--- Start Data section ---
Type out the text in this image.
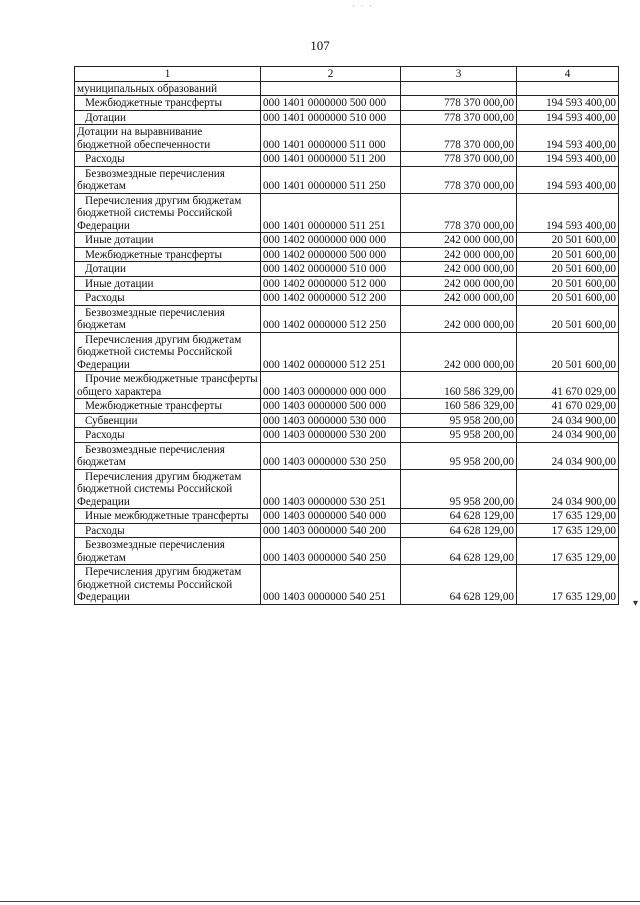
· · ·
107
1	2	3	4
муниципальных образований			
Межбюджетные трансферты	000 1401 0000000 500 000	778 370 000,00	194 593 400,00
Дотации	000 1401 0000000 510 000	778 370 000,00	194 593 400,00
Дотации на выравнивание бюджетной обеспеченности	000 1401 0000000 511 000	778 370 000,00	194 593 400,00
Расходы	000 1401 0000000 511 200	778 370 000,00	194 593 400,00
Безвозмездные перечисления бюджетам	000 1401 0000000 511 250	778 370 000,00	194 593 400,00
Перечисления другим бюджетам бюджетной системы Российской Федерации	000 1401 0000000 511 251	778 370 000,00	194 593 400,00
Иные дотации	000 1402 0000000 000 000	242 000 000,00	20 501 600,00
Межбюджетные трансферты	000 1402 0000000 500 000	242 000 000,00	20 501 600,00
Дотации	000 1402 0000000 510 000	242 000 000,00	20 501 600,00
Иные дотации	000 1402 0000000 512 000	242 000 000,00	20 501 600,00
Расходы	000 1402 0000000 512 200	242 000 000,00	20 501 600,00
Безвозмездные перечисления бюджетам	000 1402 0000000 512 250	242 000 000,00	20 501 600,00
Перечисления другим бюджетам бюджетной системы Российской Федерации	000 1402 0000000 512 251	242 000 000,00	20 501 600,00
Прочие межбюджетные трансферты общего характера	000 1403 0000000 000 000	160 586 329,00	41 670 029,00
Межбюджетные трансферты	000 1403 0000000 500 000	160 586 329,00	41 670 029,00
Субвенции	000 1403 0000000 530 000	95 958 200,00	24 034 900,00
Расходы	000 1403 0000000 530 200	95 958 200,00	24 034 900,00
Безвозмездные перечисления бюджетам	000 1403 0000000 530 250	95 958 200,00	24 034 900,00
Перечисления другим бюджетам бюджетной системы Российской Федерации	000 1403 0000000 530 251	95 958 200,00	24 034 900,00
Иные межбюджетные трансферты	000 1403 0000000 540 000	64 628 129,00	17 635 129,00
Расходы	000 1403 0000000 540 200	64 628 129,00	17 635 129,00
Безвозмездные перечисления бюджетам	000 1403 0000000 540 250	64 628 129,00	17 635 129,00
Перечисления другим бюджетам бюджетной системы Российской Федерации	000 1403 0000000 540 251	64 628 129,00	17 635 129,00
▾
--- End Data section ---
Select from the material above each line in which the string "системы" appears, and list those lines.

Перечисления другим бюджетам бюджетной системы Российской Федерации	000 1401 0000000 511 251	778 370 000,00	194 593 400,00
Перечисления другим бюджетам бюджетной системы Российской Федерации	000 1402 0000000 512 251	242 000 000,00	20 501 600,00
Перечисления другим бюджетам бюджетной системы Российской Федерации	000 1403 0000000 530 251	95 958 200,00	24 034 900,00
Перечисления другим бюджетам бюджетной системы Российской Федерации	000 1403 0000000 540 251	64 628 129,00	17 635 129,00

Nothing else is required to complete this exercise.